- **Stored entries**
* Start *
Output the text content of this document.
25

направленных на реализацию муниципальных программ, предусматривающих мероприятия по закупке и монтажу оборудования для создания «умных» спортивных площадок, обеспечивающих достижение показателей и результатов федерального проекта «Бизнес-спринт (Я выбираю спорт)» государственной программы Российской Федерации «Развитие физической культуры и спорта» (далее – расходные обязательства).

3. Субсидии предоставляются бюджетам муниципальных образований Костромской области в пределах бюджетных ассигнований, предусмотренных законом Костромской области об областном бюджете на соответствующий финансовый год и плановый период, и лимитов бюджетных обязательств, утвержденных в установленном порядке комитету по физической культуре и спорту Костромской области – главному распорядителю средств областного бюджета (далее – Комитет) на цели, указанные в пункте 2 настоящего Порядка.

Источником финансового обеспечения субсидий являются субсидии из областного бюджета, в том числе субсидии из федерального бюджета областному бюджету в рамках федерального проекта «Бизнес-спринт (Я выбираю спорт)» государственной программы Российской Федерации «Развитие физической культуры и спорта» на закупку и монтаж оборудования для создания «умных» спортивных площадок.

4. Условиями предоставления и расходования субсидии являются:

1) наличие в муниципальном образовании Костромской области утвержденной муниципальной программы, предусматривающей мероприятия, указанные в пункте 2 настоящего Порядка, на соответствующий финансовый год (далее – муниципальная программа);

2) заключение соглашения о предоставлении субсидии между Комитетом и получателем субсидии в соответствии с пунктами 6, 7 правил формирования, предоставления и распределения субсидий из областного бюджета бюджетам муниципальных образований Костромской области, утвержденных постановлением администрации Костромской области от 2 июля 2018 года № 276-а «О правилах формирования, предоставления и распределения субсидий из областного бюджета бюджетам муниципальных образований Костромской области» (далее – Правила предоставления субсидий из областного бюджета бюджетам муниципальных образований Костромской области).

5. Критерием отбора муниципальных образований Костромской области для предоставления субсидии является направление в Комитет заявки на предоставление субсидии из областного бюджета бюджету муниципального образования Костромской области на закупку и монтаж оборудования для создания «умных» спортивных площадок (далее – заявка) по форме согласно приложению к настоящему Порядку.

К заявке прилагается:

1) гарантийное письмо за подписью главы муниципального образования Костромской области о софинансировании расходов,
* End *
- **Work required**
Say how many lines have the string "спорта" in them, offering no words beyond the number.

- **Answer to this problem**
2